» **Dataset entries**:
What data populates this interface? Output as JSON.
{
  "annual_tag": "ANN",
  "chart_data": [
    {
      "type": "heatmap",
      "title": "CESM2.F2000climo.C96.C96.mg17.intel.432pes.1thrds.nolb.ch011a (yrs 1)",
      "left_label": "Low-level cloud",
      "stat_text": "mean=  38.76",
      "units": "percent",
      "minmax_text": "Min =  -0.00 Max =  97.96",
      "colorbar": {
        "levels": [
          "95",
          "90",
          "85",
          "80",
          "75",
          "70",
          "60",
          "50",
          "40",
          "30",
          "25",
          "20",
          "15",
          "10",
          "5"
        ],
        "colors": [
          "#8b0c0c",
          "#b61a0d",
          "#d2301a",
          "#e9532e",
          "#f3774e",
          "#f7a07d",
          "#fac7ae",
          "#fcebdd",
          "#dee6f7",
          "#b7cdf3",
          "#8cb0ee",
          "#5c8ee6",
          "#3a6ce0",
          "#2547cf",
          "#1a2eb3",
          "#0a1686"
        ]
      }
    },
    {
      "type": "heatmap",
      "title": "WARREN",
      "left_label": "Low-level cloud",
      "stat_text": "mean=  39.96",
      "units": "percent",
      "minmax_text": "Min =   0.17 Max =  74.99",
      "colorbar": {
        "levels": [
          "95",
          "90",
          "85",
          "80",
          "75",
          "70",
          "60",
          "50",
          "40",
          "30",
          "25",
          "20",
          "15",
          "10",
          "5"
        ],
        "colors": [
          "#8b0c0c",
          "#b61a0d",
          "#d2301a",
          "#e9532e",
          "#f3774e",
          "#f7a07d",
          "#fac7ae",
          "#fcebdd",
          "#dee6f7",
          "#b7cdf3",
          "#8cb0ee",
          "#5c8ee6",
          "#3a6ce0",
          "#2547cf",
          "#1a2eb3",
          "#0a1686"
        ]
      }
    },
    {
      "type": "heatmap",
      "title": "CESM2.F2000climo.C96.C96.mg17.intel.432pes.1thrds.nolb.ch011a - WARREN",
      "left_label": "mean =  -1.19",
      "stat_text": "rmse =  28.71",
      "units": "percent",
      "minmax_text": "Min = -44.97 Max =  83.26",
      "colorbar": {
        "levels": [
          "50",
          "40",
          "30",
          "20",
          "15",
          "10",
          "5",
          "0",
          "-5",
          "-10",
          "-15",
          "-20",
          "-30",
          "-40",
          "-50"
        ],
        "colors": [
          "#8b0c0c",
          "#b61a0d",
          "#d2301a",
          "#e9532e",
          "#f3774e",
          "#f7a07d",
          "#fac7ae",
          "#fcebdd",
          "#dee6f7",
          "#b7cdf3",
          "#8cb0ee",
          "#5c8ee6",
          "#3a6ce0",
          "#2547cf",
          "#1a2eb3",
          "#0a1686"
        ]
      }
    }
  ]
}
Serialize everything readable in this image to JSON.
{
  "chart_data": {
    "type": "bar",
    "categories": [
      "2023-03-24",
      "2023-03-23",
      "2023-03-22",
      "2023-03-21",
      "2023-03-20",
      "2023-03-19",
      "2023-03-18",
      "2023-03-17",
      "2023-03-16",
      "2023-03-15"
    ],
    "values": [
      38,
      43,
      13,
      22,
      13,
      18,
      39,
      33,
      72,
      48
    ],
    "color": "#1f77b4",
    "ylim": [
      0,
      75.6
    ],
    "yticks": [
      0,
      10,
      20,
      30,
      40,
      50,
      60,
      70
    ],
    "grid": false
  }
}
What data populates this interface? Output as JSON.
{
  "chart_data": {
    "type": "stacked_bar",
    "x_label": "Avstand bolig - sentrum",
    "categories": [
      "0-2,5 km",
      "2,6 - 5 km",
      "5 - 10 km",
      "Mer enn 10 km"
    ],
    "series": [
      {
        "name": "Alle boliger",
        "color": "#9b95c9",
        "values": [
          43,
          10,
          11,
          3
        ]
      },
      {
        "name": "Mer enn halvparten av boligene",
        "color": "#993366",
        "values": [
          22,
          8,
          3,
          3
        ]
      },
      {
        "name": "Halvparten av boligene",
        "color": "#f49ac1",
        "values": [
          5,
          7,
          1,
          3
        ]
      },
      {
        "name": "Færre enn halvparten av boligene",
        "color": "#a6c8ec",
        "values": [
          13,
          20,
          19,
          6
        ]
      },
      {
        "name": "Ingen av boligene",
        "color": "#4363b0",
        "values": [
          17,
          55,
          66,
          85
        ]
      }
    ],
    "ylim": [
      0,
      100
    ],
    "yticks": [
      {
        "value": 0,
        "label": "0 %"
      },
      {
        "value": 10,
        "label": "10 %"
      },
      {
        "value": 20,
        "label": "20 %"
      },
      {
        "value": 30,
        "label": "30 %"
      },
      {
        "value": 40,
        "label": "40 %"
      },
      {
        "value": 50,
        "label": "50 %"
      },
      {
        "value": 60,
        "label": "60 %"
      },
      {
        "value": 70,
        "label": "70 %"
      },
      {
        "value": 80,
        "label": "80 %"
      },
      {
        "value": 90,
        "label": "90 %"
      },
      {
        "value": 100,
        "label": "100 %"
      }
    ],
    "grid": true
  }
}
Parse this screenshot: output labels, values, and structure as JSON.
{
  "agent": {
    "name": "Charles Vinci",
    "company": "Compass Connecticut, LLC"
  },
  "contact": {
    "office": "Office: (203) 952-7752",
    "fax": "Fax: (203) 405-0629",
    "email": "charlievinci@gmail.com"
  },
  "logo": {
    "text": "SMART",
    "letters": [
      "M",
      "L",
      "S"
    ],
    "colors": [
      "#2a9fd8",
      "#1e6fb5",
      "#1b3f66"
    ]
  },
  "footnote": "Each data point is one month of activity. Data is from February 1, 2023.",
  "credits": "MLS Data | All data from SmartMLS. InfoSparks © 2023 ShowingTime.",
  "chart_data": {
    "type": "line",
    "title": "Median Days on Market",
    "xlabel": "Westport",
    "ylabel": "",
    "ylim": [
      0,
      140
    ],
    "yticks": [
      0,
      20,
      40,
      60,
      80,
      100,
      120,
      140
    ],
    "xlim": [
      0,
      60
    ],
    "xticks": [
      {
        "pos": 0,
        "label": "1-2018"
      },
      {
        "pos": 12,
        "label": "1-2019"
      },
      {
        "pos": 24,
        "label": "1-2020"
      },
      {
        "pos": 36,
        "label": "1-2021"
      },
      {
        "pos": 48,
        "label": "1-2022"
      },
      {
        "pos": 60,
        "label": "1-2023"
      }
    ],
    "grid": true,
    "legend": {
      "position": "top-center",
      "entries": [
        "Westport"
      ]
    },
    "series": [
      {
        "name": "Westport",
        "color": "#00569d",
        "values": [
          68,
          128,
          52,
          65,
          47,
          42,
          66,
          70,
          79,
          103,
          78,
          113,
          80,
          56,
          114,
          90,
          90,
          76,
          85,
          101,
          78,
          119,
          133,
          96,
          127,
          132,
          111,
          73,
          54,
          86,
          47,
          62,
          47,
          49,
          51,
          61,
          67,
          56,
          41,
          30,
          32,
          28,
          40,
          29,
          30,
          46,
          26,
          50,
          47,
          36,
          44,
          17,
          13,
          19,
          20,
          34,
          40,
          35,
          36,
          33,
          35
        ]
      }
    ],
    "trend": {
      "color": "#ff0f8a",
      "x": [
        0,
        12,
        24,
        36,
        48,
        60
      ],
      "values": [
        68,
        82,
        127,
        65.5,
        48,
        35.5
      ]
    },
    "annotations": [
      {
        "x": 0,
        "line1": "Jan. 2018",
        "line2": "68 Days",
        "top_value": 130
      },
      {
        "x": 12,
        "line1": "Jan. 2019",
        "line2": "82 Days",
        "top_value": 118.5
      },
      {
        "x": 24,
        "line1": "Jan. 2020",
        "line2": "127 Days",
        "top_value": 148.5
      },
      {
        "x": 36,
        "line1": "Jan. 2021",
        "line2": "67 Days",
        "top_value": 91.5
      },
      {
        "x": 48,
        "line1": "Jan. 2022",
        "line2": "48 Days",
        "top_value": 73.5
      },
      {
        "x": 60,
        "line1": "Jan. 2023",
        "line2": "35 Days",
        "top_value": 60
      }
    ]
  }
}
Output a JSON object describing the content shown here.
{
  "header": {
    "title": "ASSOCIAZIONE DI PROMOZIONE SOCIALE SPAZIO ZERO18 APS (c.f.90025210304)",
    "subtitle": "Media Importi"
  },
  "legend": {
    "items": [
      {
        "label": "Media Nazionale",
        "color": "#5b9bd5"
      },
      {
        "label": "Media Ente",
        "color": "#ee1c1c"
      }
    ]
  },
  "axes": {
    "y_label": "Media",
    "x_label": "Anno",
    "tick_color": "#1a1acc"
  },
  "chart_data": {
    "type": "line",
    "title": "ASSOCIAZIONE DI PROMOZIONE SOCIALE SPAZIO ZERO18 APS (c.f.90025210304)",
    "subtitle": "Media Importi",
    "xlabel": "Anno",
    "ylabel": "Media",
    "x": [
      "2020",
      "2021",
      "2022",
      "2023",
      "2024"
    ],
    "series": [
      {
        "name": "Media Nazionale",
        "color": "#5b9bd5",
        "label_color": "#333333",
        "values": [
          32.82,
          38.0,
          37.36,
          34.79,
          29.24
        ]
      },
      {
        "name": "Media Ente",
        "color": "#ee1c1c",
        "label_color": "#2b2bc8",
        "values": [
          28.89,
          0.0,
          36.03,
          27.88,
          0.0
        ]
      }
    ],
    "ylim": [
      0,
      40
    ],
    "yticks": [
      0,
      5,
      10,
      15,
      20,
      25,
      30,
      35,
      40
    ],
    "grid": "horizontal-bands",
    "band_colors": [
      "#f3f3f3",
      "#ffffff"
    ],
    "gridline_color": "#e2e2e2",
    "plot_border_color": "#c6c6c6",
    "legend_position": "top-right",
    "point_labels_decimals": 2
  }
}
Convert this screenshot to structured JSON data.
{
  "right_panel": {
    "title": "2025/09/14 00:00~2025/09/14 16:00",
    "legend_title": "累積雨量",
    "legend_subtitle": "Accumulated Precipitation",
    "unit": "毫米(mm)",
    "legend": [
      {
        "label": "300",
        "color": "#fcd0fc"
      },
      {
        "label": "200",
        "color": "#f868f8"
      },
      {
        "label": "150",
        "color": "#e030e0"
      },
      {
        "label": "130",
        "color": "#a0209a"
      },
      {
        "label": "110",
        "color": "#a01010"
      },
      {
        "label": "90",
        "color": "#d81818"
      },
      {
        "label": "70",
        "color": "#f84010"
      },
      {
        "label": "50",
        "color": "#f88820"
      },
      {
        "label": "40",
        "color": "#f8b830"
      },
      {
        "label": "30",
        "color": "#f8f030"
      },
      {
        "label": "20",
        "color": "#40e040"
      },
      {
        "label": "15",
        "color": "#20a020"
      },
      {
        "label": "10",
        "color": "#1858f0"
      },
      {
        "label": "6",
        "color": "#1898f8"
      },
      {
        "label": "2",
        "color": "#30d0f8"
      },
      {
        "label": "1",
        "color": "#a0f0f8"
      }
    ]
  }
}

» **Given instruction**: From the entries, copy out each line containing the word "Westport".

» **Expected answer**:
    "xlabel": "Westport",
        "Westport"
        "name": "Westport",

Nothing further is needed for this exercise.